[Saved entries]
>> Start

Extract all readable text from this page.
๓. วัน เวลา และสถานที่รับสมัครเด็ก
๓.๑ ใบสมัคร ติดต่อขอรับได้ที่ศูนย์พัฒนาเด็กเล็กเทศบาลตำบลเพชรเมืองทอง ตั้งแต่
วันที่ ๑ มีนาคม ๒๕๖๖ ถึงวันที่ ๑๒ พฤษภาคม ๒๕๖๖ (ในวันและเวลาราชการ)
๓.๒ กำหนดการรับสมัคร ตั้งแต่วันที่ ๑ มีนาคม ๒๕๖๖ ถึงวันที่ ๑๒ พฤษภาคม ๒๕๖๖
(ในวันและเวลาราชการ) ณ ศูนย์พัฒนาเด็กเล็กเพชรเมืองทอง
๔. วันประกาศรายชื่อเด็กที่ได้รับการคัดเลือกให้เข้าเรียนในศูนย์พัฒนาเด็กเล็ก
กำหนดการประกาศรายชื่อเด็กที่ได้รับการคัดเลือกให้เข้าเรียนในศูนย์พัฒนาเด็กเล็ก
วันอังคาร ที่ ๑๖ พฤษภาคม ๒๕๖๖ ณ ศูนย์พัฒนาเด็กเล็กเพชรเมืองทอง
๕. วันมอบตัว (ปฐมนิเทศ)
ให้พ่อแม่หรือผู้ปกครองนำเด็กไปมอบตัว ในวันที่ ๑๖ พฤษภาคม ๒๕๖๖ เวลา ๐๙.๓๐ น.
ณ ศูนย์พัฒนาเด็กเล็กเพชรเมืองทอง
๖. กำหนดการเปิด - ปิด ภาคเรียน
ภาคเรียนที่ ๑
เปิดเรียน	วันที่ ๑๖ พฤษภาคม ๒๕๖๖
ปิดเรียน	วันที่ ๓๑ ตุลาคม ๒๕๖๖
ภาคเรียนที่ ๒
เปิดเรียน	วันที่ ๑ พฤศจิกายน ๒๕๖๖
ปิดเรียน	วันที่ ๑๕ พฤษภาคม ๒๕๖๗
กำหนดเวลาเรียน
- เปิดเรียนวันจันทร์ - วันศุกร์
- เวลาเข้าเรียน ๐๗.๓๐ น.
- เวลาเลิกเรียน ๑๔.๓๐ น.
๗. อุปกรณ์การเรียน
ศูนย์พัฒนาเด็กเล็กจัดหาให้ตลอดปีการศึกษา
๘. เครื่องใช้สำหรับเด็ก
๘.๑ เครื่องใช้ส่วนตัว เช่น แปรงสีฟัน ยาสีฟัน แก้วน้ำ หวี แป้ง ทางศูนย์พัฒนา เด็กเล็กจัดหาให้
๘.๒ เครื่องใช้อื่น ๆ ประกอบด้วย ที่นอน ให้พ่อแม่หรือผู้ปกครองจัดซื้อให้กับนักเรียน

>> End

- **TASK OBJECTIVE**: Search the listing for the string "นและเวลาราชการ". Copy each line where it turns up.

- **TASK RESULT**:
วันที่ ๑ มีนาคม ๒๕๖๖ ถึงวันที่ ๑๒ พฤษภาคม ๒๕๖๖ (ในวันและเวลาราชการ)
(ในวันและเวลาราชการ) ณ ศูนย์พัฒนาเด็กเล็กเพชรเมืองทอง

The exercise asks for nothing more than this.